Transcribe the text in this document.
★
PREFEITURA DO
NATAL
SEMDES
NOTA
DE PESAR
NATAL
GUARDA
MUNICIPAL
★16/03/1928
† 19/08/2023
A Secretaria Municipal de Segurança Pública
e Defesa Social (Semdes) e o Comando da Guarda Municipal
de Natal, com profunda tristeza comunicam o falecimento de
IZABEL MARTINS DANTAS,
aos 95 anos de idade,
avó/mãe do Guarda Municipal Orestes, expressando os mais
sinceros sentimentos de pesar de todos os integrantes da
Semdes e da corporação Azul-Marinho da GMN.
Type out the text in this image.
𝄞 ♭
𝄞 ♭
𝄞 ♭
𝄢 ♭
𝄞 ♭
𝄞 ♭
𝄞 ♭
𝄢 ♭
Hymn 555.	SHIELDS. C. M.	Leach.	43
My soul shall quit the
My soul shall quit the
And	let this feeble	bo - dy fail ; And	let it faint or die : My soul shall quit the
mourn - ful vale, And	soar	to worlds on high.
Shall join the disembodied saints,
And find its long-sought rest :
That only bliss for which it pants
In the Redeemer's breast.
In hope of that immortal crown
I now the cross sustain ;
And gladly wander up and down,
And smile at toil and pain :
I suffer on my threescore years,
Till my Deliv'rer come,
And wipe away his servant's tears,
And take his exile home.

········

--- Work instructions ---
Using the data above, repeat every line exactly.

--- Full response ---
Transcribe the text in this document.
★
PREFEITURA DO
NATAL
SEMDES
NOTA
DE PESAR
NATAL
GUARDA
MUNICIPAL
★16/03/1928
† 19/08/2023
A Secretaria Municipal de Segurança Pública
e Defesa Social (Semdes) e o Comando da Guarda Municipal
de Natal, com profunda tristeza comunicam o falecimento de
IZABEL MARTINS DANTAS,
aos 95 anos de idade,
avó/mãe do Guarda Municipal Orestes, expressando os mais
sinceros sentimentos de pesar de todos os integrantes da
Semdes e da corporação Azul-Marinho da GMN.
Type out the text in this image.
𝄞 ♭
𝄞 ♭
𝄞 ♭
𝄢 ♭
𝄞 ♭
𝄞 ♭
𝄞 ♭
𝄢 ♭
Hymn 555.	SHIELDS. C. M.	Leach.	43
My soul shall quit the
My soul shall quit the
And	let this feeble	bo - dy fail ; And	let it faint or die : My soul shall quit the
mourn - ful vale, And	soar	to worlds on high.
Shall join the disembodied saints,
And find its long-sought rest :
That only bliss for which it pants
In the Redeemer's breast.
In hope of that immortal crown
I now the cross sustain ;
And gladly wander up and down,
And smile at toil and pain :
I suffer on my threescore years,
Till my Deliv'rer come,
And wipe away his servant's tears,
And take his exile home.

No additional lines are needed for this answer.